▶ **Brief**:
Reproduce the listing below, replacing every occurrence of "plot-frame" with "axes-frame" and leaving everything else unchanged.

[START]

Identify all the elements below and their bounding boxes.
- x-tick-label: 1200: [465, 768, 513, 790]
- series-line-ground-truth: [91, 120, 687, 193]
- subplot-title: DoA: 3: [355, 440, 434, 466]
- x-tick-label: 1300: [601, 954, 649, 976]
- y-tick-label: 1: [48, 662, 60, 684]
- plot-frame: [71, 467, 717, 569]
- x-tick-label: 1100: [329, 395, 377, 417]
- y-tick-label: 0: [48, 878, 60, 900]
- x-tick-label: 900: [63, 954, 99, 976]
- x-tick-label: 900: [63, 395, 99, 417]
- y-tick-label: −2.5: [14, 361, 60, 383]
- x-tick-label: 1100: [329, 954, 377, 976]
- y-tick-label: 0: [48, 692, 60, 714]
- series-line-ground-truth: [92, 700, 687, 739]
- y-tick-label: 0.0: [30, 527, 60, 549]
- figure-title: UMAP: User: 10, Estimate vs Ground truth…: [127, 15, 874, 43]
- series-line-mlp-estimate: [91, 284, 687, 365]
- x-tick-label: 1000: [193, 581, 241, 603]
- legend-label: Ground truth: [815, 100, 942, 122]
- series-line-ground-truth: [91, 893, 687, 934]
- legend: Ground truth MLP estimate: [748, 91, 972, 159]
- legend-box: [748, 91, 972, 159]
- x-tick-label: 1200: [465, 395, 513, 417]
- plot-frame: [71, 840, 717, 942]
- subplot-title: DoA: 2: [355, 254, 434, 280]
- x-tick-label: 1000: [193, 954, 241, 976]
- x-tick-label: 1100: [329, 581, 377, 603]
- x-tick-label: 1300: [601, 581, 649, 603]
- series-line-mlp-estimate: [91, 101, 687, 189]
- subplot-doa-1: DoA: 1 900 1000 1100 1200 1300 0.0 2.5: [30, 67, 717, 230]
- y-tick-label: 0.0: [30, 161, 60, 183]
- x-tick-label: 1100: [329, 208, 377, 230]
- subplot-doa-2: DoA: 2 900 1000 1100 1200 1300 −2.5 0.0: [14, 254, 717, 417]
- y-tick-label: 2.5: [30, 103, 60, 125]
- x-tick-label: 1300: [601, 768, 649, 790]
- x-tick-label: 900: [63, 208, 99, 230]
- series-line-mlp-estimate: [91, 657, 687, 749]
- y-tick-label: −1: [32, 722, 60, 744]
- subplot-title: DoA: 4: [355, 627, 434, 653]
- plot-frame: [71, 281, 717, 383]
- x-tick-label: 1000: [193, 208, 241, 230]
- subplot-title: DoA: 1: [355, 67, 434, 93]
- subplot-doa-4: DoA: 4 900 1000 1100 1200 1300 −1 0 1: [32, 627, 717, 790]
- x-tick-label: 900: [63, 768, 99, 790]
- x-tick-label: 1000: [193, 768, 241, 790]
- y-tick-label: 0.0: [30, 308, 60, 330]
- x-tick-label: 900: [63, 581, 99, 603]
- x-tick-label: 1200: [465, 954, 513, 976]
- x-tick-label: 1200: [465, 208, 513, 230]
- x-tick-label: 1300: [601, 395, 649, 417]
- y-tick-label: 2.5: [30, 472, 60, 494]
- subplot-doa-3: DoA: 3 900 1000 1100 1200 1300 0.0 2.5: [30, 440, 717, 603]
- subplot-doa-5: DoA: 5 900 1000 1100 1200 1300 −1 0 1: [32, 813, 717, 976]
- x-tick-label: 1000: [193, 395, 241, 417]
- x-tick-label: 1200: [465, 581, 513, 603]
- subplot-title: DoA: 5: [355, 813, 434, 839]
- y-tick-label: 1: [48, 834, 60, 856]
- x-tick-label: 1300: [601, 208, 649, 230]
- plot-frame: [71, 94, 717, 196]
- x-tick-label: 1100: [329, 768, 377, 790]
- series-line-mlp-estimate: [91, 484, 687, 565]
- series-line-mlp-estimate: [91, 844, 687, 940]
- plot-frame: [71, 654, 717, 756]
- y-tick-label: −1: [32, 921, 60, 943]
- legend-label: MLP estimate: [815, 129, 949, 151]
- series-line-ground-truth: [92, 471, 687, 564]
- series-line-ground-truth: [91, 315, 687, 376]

[END]

▶ **Task solution**:
Identify all the elements below and their bounding boxes.
- x-tick-label: 1200: [465, 768, 513, 790]
- series-line-ground-truth: [91, 120, 687, 193]
- subplot-title: DoA: 3: [355, 440, 434, 466]
- x-tick-label: 1300: [601, 954, 649, 976]
- y-tick-label: 1: [48, 662, 60, 684]
- axes-frame: [71, 467, 717, 569]
- x-tick-label: 1100: [329, 395, 377, 417]
- y-tick-label: 0: [48, 878, 60, 900]
- x-tick-label: 900: [63, 954, 99, 976]
- x-tick-label: 900: [63, 395, 99, 417]
- y-tick-label: −2.5: [14, 361, 60, 383]
- x-tick-label: 1100: [329, 954, 377, 976]
- y-tick-label: 0: [48, 692, 60, 714]
- series-line-ground-truth: [92, 700, 687, 739]
- y-tick-label: 0.0: [30, 527, 60, 549]
- figure-title: UMAP: User: 10, Estimate vs Ground truth…: [127, 15, 874, 43]
- series-line-mlp-estimate: [91, 284, 687, 365]
- x-tick-label: 1000: [193, 581, 241, 603]
- legend-label: Ground truth: [815, 100, 942, 122]
- series-line-ground-truth: [91, 893, 687, 934]
- legend: Ground truth MLP estimate: [748, 91, 972, 159]
- legend-box: [748, 91, 972, 159]
- x-tick-label: 1200: [465, 395, 513, 417]
- axes-frame: [71, 840, 717, 942]
- subplot-title: DoA: 2: [355, 254, 434, 280]
- x-tick-label: 1000: [193, 954, 241, 976]
- x-tick-label: 1100: [329, 581, 377, 603]
- x-tick-label: 1300: [601, 581, 649, 603]
- series-line-mlp-estimate: [91, 101, 687, 189]
- subplot-doa-1: DoA: 1 900 1000 1100 1200 1300 0.0 2.5: [30, 67, 717, 230]
- y-tick-label: 0.0: [30, 161, 60, 183]
- x-tick-label: 1100: [329, 208, 377, 230]
- subplot-doa-2: DoA: 2 900 1000 1100 1200 1300 −2.5 0.0: [14, 254, 717, 417]
- y-tick-label: 2.5: [30, 103, 60, 125]
- x-tick-label: 1300: [601, 768, 649, 790]
- x-tick-label: 900: [63, 208, 99, 230]
- series-line-mlp-estimate: [91, 657, 687, 749]
- y-tick-label: −1: [32, 722, 60, 744]
- subplot-title: DoA: 4: [355, 627, 434, 653]
- axes-frame: [71, 281, 717, 383]
- x-tick-label: 1000: [193, 208, 241, 230]
- subplot-title: DoA: 1: [355, 67, 434, 93]
- subplot-doa-4: DoA: 4 900 1000 1100 1200 1300 −1 0 1: [32, 627, 717, 790]
- x-tick-label: 900: [63, 768, 99, 790]
- x-tick-label: 1000: [193, 768, 241, 790]
- y-tick-label: 0.0: [30, 308, 60, 330]
- x-tick-label: 900: [63, 581, 99, 603]
- x-tick-label: 1200: [465, 954, 513, 976]
- x-tick-label: 1200: [465, 208, 513, 230]
- x-tick-label: 1300: [601, 395, 649, 417]
- y-tick-label: 2.5: [30, 472, 60, 494]
- subplot-doa-3: DoA: 3 900 1000 1100 1200 1300 0.0 2.5: [30, 440, 717, 603]
- subplot-doa-5: DoA: 5 900 1000 1100 1200 1300 −1 0 1: [32, 813, 717, 976]
- x-tick-label: 1000: [193, 395, 241, 417]
- x-tick-label: 1200: [465, 581, 513, 603]
- subplot-title: DoA: 5: [355, 813, 434, 839]
- y-tick-label: 1: [48, 834, 60, 856]
- x-tick-label: 1300: [601, 208, 649, 230]
- axes-frame: [71, 94, 717, 196]
- x-tick-label: 1100: [329, 768, 377, 790]
- series-line-mlp-estimate: [91, 484, 687, 565]
- series-line-mlp-estimate: [91, 844, 687, 940]
- axes-frame: [71, 654, 717, 756]
- y-tick-label: −1: [32, 921, 60, 943]
- legend-label: MLP estimate: [815, 129, 949, 151]
- series-line-ground-truth: [92, 471, 687, 564]
- series-line-ground-truth: [91, 315, 687, 376]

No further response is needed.